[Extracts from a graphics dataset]
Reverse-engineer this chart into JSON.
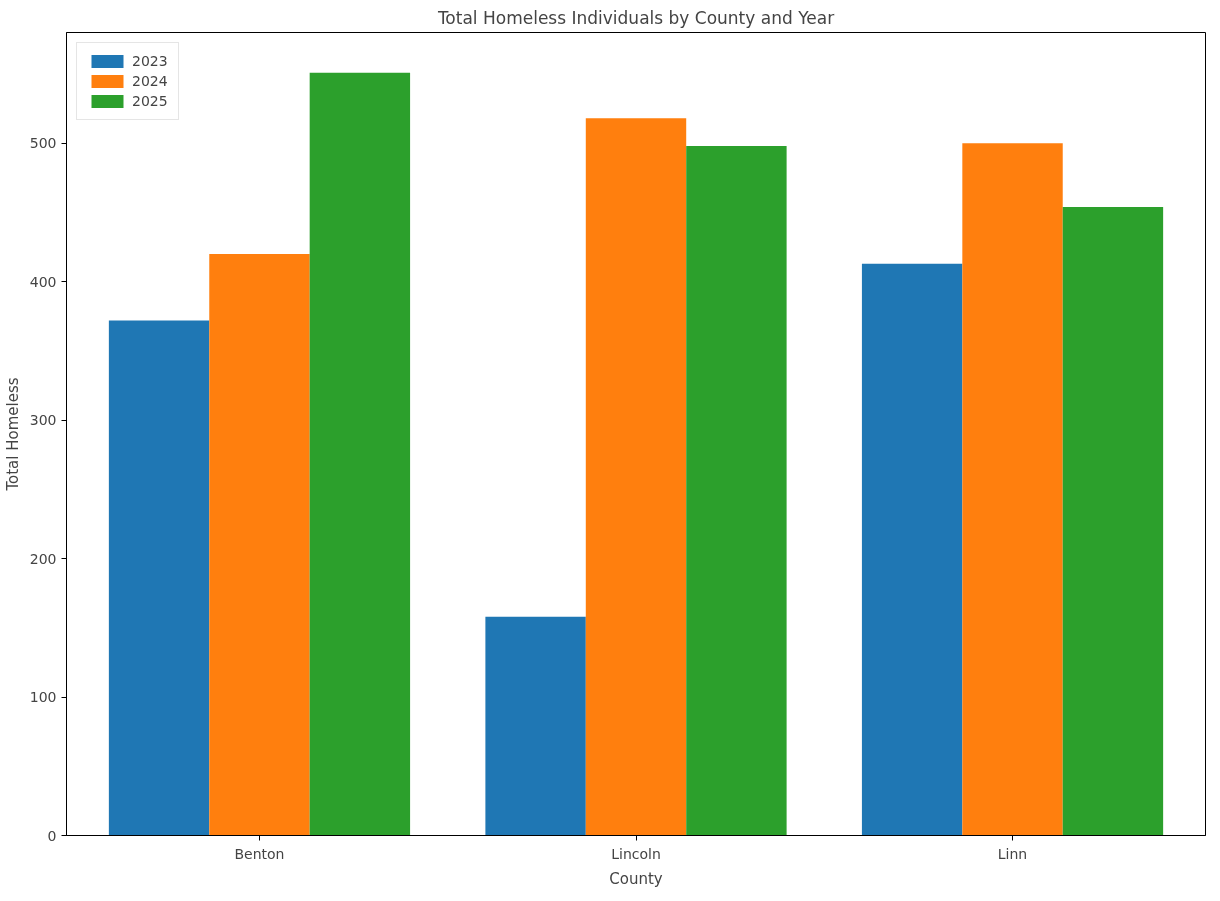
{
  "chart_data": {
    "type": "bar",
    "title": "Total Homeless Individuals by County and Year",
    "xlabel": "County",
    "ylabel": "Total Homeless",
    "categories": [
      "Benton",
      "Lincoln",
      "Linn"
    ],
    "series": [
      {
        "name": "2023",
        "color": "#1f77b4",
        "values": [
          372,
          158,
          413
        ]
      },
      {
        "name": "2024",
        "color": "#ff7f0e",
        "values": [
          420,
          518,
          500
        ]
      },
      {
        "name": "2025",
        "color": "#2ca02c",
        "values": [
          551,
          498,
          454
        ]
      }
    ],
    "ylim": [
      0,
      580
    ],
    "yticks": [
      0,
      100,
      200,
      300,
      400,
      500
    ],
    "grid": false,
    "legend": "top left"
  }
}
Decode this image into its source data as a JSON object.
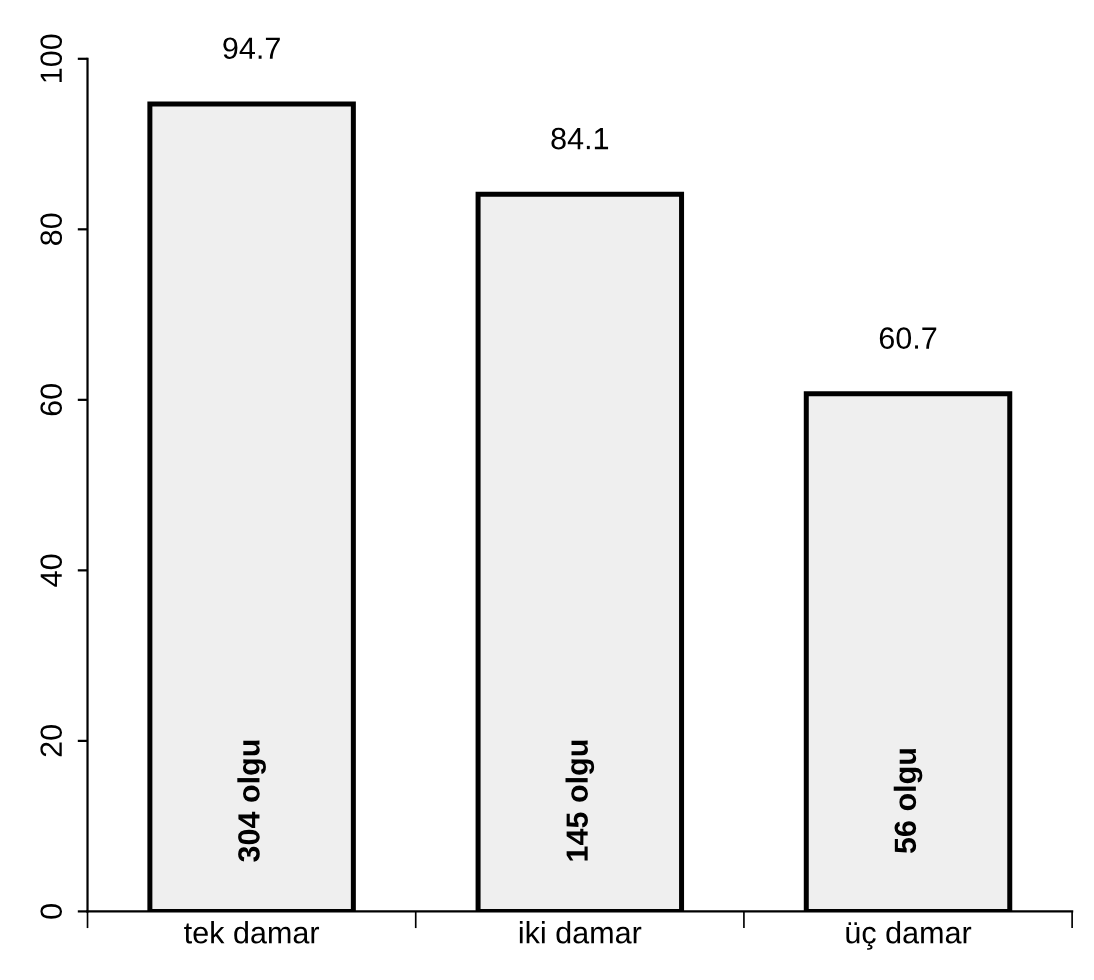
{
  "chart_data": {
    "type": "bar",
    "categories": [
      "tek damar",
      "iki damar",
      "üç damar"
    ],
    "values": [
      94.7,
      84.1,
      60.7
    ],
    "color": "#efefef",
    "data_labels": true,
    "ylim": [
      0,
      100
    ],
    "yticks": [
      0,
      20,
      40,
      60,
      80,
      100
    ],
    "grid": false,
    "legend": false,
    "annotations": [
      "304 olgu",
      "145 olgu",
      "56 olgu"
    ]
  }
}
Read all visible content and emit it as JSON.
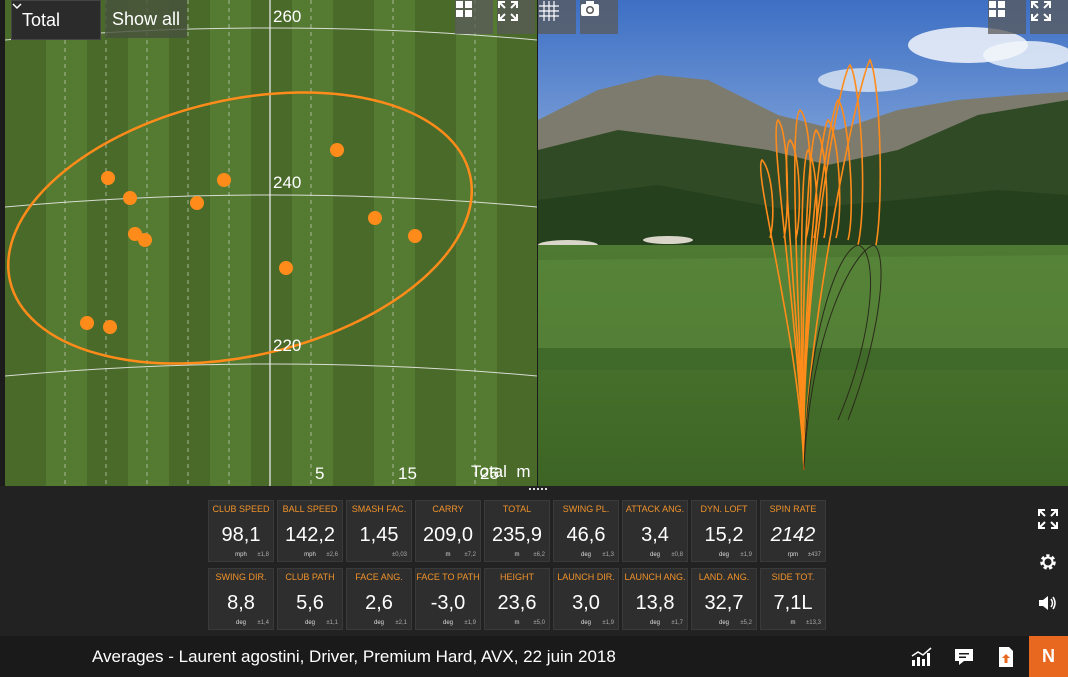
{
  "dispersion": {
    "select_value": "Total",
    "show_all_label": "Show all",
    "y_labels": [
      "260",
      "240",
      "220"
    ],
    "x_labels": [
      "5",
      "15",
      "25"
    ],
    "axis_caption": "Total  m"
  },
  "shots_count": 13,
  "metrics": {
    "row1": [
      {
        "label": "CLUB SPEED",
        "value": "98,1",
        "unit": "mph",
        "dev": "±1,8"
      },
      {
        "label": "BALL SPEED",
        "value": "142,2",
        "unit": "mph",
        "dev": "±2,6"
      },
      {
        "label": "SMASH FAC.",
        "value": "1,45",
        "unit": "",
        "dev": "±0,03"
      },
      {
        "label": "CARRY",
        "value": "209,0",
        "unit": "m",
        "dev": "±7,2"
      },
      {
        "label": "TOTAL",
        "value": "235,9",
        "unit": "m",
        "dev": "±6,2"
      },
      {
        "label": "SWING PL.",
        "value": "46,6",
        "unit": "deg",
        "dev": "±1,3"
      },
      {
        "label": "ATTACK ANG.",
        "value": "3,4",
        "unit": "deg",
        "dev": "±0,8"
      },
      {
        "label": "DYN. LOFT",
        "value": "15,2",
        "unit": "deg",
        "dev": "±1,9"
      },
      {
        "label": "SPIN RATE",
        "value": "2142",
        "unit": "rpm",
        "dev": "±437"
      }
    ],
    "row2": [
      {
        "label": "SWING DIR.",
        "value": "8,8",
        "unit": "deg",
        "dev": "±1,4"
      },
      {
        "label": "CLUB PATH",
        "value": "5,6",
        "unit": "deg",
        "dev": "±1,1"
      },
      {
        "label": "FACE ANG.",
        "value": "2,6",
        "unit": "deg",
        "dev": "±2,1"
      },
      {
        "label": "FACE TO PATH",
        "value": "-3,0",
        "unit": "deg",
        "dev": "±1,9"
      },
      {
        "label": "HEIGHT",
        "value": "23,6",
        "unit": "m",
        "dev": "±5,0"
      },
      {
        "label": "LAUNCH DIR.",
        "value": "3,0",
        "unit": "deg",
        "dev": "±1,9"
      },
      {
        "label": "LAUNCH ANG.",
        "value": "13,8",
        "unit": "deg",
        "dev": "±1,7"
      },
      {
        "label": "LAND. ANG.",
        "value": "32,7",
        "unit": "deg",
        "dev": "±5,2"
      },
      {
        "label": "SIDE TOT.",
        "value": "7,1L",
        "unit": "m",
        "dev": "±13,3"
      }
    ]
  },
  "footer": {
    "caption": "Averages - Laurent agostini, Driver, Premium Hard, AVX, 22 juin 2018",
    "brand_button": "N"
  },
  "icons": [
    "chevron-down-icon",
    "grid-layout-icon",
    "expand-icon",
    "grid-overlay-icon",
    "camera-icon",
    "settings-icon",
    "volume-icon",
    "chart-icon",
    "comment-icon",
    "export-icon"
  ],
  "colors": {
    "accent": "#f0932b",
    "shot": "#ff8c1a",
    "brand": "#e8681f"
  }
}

Set exercise:
Scan the records above for the string "grid", then select every line that holds it.

The reply:
    "grid": false,
    "grid": false,
    "grid-layout-icon",
    "grid-overlay-icon",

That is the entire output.